Collected data
================================

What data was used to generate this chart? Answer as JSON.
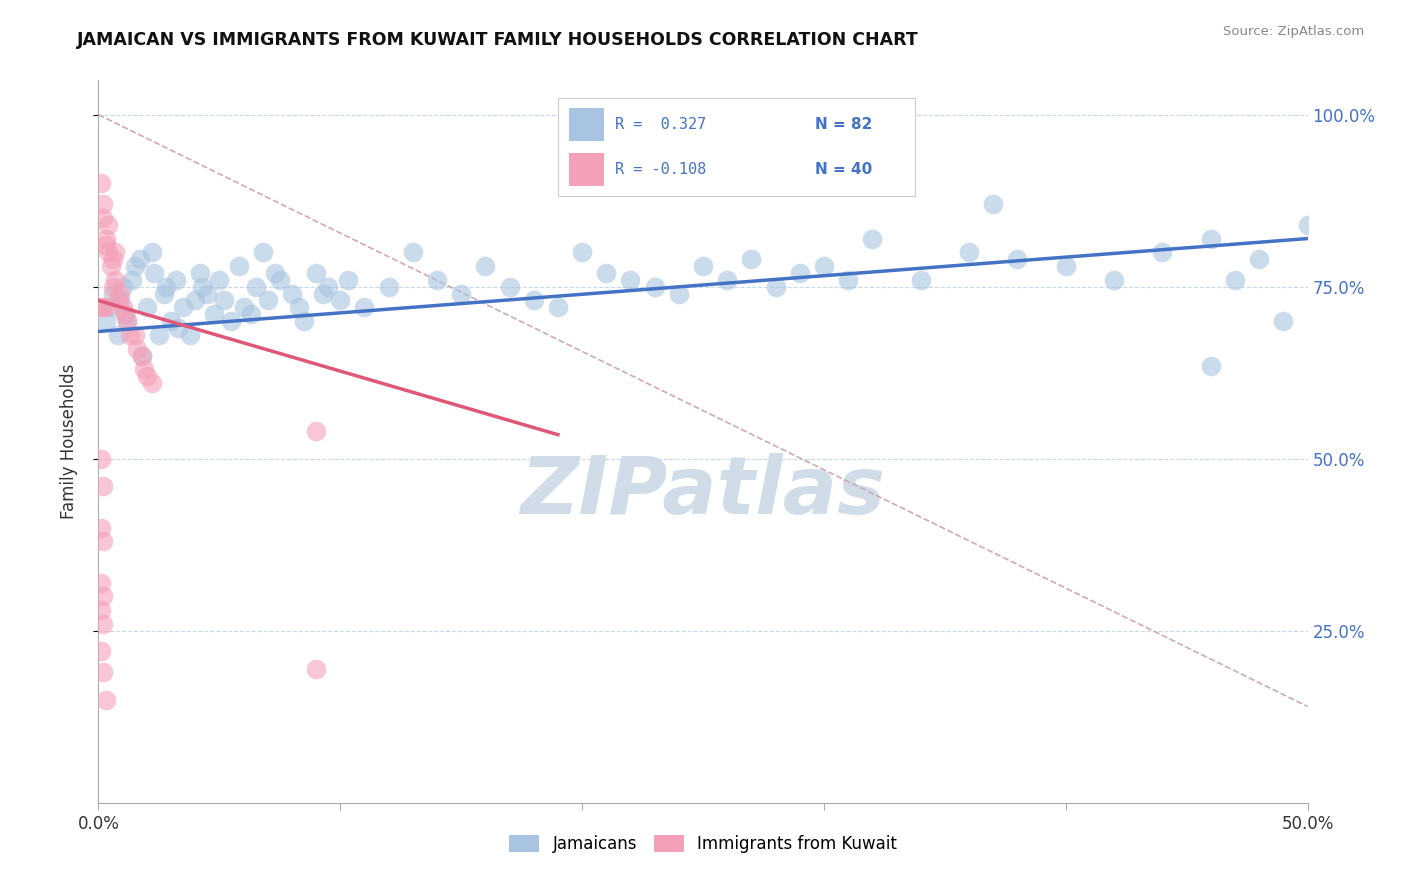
{
  "title": "JAMAICAN VS IMMIGRANTS FROM KUWAIT FAMILY HOUSEHOLDS CORRELATION CHART",
  "source": "Source: ZipAtlas.com",
  "ylabel": "Family Households",
  "ytick_labels": [
    "100.0%",
    "75.0%",
    "50.0%",
    "25.0%"
  ],
  "ytick_values": [
    1.0,
    0.75,
    0.5,
    0.25
  ],
  "xmin": 0.0,
  "xmax": 0.5,
  "ymin": 0.0,
  "ymax": 1.05,
  "legend_r1": "R =  0.327",
  "legend_n1": "N = 82",
  "legend_r2": "R = -0.108",
  "legend_n2": "N = 40",
  "blue_color": "#a8c4e0",
  "pink_color": "#f4a0b8",
  "blue_line_color": "#4472c4",
  "pink_line_color": "#e05878",
  "dashed_line_color": "#d0a8b8",
  "watermark_color": "#d0dce8",
  "legend_text_color": "#4472c4",
  "blue_line_x0": 0.0,
  "blue_line_x1": 0.5,
  "blue_line_y0": 0.685,
  "blue_line_y1": 0.82,
  "pink_line_x0": 0.0,
  "pink_line_x1": 0.19,
  "pink_line_y0": 0.73,
  "pink_line_y1": 0.535,
  "dashed_line_x0": 0.0,
  "dashed_line_x1": 0.5,
  "dashed_line_y0": 1.0,
  "dashed_line_y1": 0.14,
  "blue_scatter": [
    [
      0.003,
      0.7
    ],
    [
      0.005,
      0.72
    ],
    [
      0.006,
      0.74
    ],
    [
      0.008,
      0.68
    ],
    [
      0.009,
      0.73
    ],
    [
      0.01,
      0.75
    ],
    [
      0.011,
      0.71
    ],
    [
      0.012,
      0.7
    ],
    [
      0.014,
      0.76
    ],
    [
      0.015,
      0.78
    ],
    [
      0.017,
      0.79
    ],
    [
      0.018,
      0.65
    ],
    [
      0.02,
      0.72
    ],
    [
      0.022,
      0.8
    ],
    [
      0.023,
      0.77
    ],
    [
      0.025,
      0.68
    ],
    [
      0.027,
      0.74
    ],
    [
      0.028,
      0.75
    ],
    [
      0.03,
      0.7
    ],
    [
      0.032,
      0.76
    ],
    [
      0.033,
      0.69
    ],
    [
      0.035,
      0.72
    ],
    [
      0.038,
      0.68
    ],
    [
      0.04,
      0.73
    ],
    [
      0.042,
      0.77
    ],
    [
      0.043,
      0.75
    ],
    [
      0.045,
      0.74
    ],
    [
      0.048,
      0.71
    ],
    [
      0.05,
      0.76
    ],
    [
      0.052,
      0.73
    ],
    [
      0.055,
      0.7
    ],
    [
      0.058,
      0.78
    ],
    [
      0.06,
      0.72
    ],
    [
      0.063,
      0.71
    ],
    [
      0.065,
      0.75
    ],
    [
      0.068,
      0.8
    ],
    [
      0.07,
      0.73
    ],
    [
      0.073,
      0.77
    ],
    [
      0.075,
      0.76
    ],
    [
      0.08,
      0.74
    ],
    [
      0.083,
      0.72
    ],
    [
      0.085,
      0.7
    ],
    [
      0.09,
      0.77
    ],
    [
      0.093,
      0.74
    ],
    [
      0.095,
      0.75
    ],
    [
      0.1,
      0.73
    ],
    [
      0.103,
      0.76
    ],
    [
      0.11,
      0.72
    ],
    [
      0.12,
      0.75
    ],
    [
      0.13,
      0.8
    ],
    [
      0.14,
      0.76
    ],
    [
      0.15,
      0.74
    ],
    [
      0.16,
      0.78
    ],
    [
      0.17,
      0.75
    ],
    [
      0.18,
      0.73
    ],
    [
      0.19,
      0.72
    ],
    [
      0.2,
      0.8
    ],
    [
      0.21,
      0.77
    ],
    [
      0.22,
      0.76
    ],
    [
      0.23,
      0.75
    ],
    [
      0.24,
      0.74
    ],
    [
      0.25,
      0.78
    ],
    [
      0.26,
      0.76
    ],
    [
      0.27,
      0.79
    ],
    [
      0.28,
      0.75
    ],
    [
      0.29,
      0.77
    ],
    [
      0.3,
      0.78
    ],
    [
      0.31,
      0.76
    ],
    [
      0.32,
      0.82
    ],
    [
      0.34,
      0.76
    ],
    [
      0.36,
      0.8
    ],
    [
      0.37,
      0.87
    ],
    [
      0.38,
      0.79
    ],
    [
      0.4,
      0.78
    ],
    [
      0.42,
      0.76
    ],
    [
      0.44,
      0.8
    ],
    [
      0.46,
      0.82
    ],
    [
      0.47,
      0.76
    ],
    [
      0.48,
      0.79
    ],
    [
      0.49,
      0.7
    ],
    [
      0.5,
      0.84
    ],
    [
      0.46,
      0.635
    ]
  ],
  "pink_scatter": [
    [
      0.001,
      0.9
    ],
    [
      0.002,
      0.87
    ],
    [
      0.002,
      0.85
    ],
    [
      0.003,
      0.82
    ],
    [
      0.003,
      0.81
    ],
    [
      0.004,
      0.84
    ],
    [
      0.004,
      0.8
    ],
    [
      0.005,
      0.78
    ],
    [
      0.006,
      0.79
    ],
    [
      0.006,
      0.75
    ],
    [
      0.007,
      0.8
    ],
    [
      0.007,
      0.76
    ],
    [
      0.008,
      0.73
    ],
    [
      0.009,
      0.74
    ],
    [
      0.01,
      0.72
    ],
    [
      0.011,
      0.71
    ],
    [
      0.012,
      0.7
    ],
    [
      0.013,
      0.68
    ],
    [
      0.015,
      0.68
    ],
    [
      0.016,
      0.66
    ],
    [
      0.018,
      0.65
    ],
    [
      0.019,
      0.63
    ],
    [
      0.02,
      0.62
    ],
    [
      0.022,
      0.61
    ],
    [
      0.001,
      0.5
    ],
    [
      0.002,
      0.46
    ],
    [
      0.001,
      0.4
    ],
    [
      0.002,
      0.38
    ],
    [
      0.001,
      0.32
    ],
    [
      0.002,
      0.3
    ],
    [
      0.001,
      0.22
    ],
    [
      0.002,
      0.19
    ],
    [
      0.003,
      0.15
    ],
    [
      0.001,
      0.72
    ],
    [
      0.002,
      0.72
    ],
    [
      0.003,
      0.72
    ],
    [
      0.001,
      0.28
    ],
    [
      0.002,
      0.26
    ],
    [
      0.09,
      0.54
    ],
    [
      0.09,
      0.195
    ]
  ]
}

================================

* [TASK GOAL]: Write out the data precisely as given, excluding the pictures.

* [REPLY TO THE EXERCISE]:
What data was used to generate this chart? Answer as JSON.
{
  "title": "JAMAICAN VS IMMIGRANTS FROM KUWAIT FAMILY HOUSEHOLDS CORRELATION CHART",
  "source": "Source: ZipAtlas.com",
  "ylabel": "Family Households",
  "ytick_labels": [
    "100.0%",
    "75.0%",
    "50.0%",
    "25.0%"
  ],
  "ytick_values": [
    1.0,
    0.75,
    0.5,
    0.25
  ],
  "xmin": 0.0,
  "xmax": 0.5,
  "ymin": 0.0,
  "ymax": 1.05,
  "legend_r1": "R =  0.327",
  "legend_n1": "N = 82",
  "legend_r2": "R = -0.108",
  "legend_n2": "N = 40",
  "blue_color": "#a8c4e0",
  "pink_color": "#f4a0b8",
  "blue_line_color": "#4472c4",
  "pink_line_color": "#e05878",
  "dashed_line_color": "#d0a8b8",
  "watermark_color": "#d0dce8",
  "legend_text_color": "#4472c4",
  "blue_line_x0": 0.0,
  "blue_line_x1": 0.5,
  "blue_line_y0": 0.685,
  "blue_line_y1": 0.82,
  "pink_line_x0": 0.0,
  "pink_line_x1": 0.19,
  "pink_line_y0": 0.73,
  "pink_line_y1": 0.535,
  "dashed_line_x0": 0.0,
  "dashed_line_x1": 0.5,
  "dashed_line_y0": 1.0,
  "dashed_line_y1": 0.14,
  "blue_scatter": [
    [
      0.003,
      0.7
    ],
    [
      0.005,
      0.72
    ],
    [
      0.006,
      0.74
    ],
    [
      0.008,
      0.68
    ],
    [
      0.009,
      0.73
    ],
    [
      0.01,
      0.75
    ],
    [
      0.011,
      0.71
    ],
    [
      0.012,
      0.7
    ],
    [
      0.014,
      0.76
    ],
    [
      0.015,
      0.78
    ],
    [
      0.017,
      0.79
    ],
    [
      0.018,
      0.65
    ],
    [
      0.02,
      0.72
    ],
    [
      0.022,
      0.8
    ],
    [
      0.023,
      0.77
    ],
    [
      0.025,
      0.68
    ],
    [
      0.027,
      0.74
    ],
    [
      0.028,
      0.75
    ],
    [
      0.03,
      0.7
    ],
    [
      0.032,
      0.76
    ],
    [
      0.033,
      0.69
    ],
    [
      0.035,
      0.72
    ],
    [
      0.038,
      0.68
    ],
    [
      0.04,
      0.73
    ],
    [
      0.042,
      0.77
    ],
    [
      0.043,
      0.75
    ],
    [
      0.045,
      0.74
    ],
    [
      0.048,
      0.71
    ],
    [
      0.05,
      0.76
    ],
    [
      0.052,
      0.73
    ],
    [
      0.055,
      0.7
    ],
    [
      0.058,
      0.78
    ],
    [
      0.06,
      0.72
    ],
    [
      0.063,
      0.71
    ],
    [
      0.065,
      0.75
    ],
    [
      0.068,
      0.8
    ],
    [
      0.07,
      0.73
    ],
    [
      0.073,
      0.77
    ],
    [
      0.075,
      0.76
    ],
    [
      0.08,
      0.74
    ],
    [
      0.083,
      0.72
    ],
    [
      0.085,
      0.7
    ],
    [
      0.09,
      0.77
    ],
    [
      0.093,
      0.74
    ],
    [
      0.095,
      0.75
    ],
    [
      0.1,
      0.73
    ],
    [
      0.103,
      0.76
    ],
    [
      0.11,
      0.72
    ],
    [
      0.12,
      0.75
    ],
    [
      0.13,
      0.8
    ],
    [
      0.14,
      0.76
    ],
    [
      0.15,
      0.74
    ],
    [
      0.16,
      0.78
    ],
    [
      0.17,
      0.75
    ],
    [
      0.18,
      0.73
    ],
    [
      0.19,
      0.72
    ],
    [
      0.2,
      0.8
    ],
    [
      0.21,
      0.77
    ],
    [
      0.22,
      0.76
    ],
    [
      0.23,
      0.75
    ],
    [
      0.24,
      0.74
    ],
    [
      0.25,
      0.78
    ],
    [
      0.26,
      0.76
    ],
    [
      0.27,
      0.79
    ],
    [
      0.28,
      0.75
    ],
    [
      0.29,
      0.77
    ],
    [
      0.3,
      0.78
    ],
    [
      0.31,
      0.76
    ],
    [
      0.32,
      0.82
    ],
    [
      0.34,
      0.76
    ],
    [
      0.36,
      0.8
    ],
    [
      0.37,
      0.87
    ],
    [
      0.38,
      0.79
    ],
    [
      0.4,
      0.78
    ],
    [
      0.42,
      0.76
    ],
    [
      0.44,
      0.8
    ],
    [
      0.46,
      0.82
    ],
    [
      0.47,
      0.76
    ],
    [
      0.48,
      0.79
    ],
    [
      0.49,
      0.7
    ],
    [
      0.5,
      0.84
    ],
    [
      0.46,
      0.635
    ]
  ],
  "pink_scatter": [
    [
      0.001,
      0.9
    ],
    [
      0.002,
      0.87
    ],
    [
      0.002,
      0.85
    ],
    [
      0.003,
      0.82
    ],
    [
      0.003,
      0.81
    ],
    [
      0.004,
      0.84
    ],
    [
      0.004,
      0.8
    ],
    [
      0.005,
      0.78
    ],
    [
      0.006,
      0.79
    ],
    [
      0.006,
      0.75
    ],
    [
      0.007,
      0.8
    ],
    [
      0.007,
      0.76
    ],
    [
      0.008,
      0.73
    ],
    [
      0.009,
      0.74
    ],
    [
      0.01,
      0.72
    ],
    [
      0.011,
      0.71
    ],
    [
      0.012,
      0.7
    ],
    [
      0.013,
      0.68
    ],
    [
      0.015,
      0.68
    ],
    [
      0.016,
      0.66
    ],
    [
      0.018,
      0.65
    ],
    [
      0.019,
      0.63
    ],
    [
      0.02,
      0.62
    ],
    [
      0.022,
      0.61
    ],
    [
      0.001,
      0.5
    ],
    [
      0.002,
      0.46
    ],
    [
      0.001,
      0.4
    ],
    [
      0.002,
      0.38
    ],
    [
      0.001,
      0.32
    ],
    [
      0.002,
      0.3
    ],
    [
      0.001,
      0.22
    ],
    [
      0.002,
      0.19
    ],
    [
      0.003,
      0.15
    ],
    [
      0.001,
      0.72
    ],
    [
      0.002,
      0.72
    ],
    [
      0.003,
      0.72
    ],
    [
      0.001,
      0.28
    ],
    [
      0.002,
      0.26
    ],
    [
      0.09,
      0.54
    ],
    [
      0.09,
      0.195
    ]
  ]
}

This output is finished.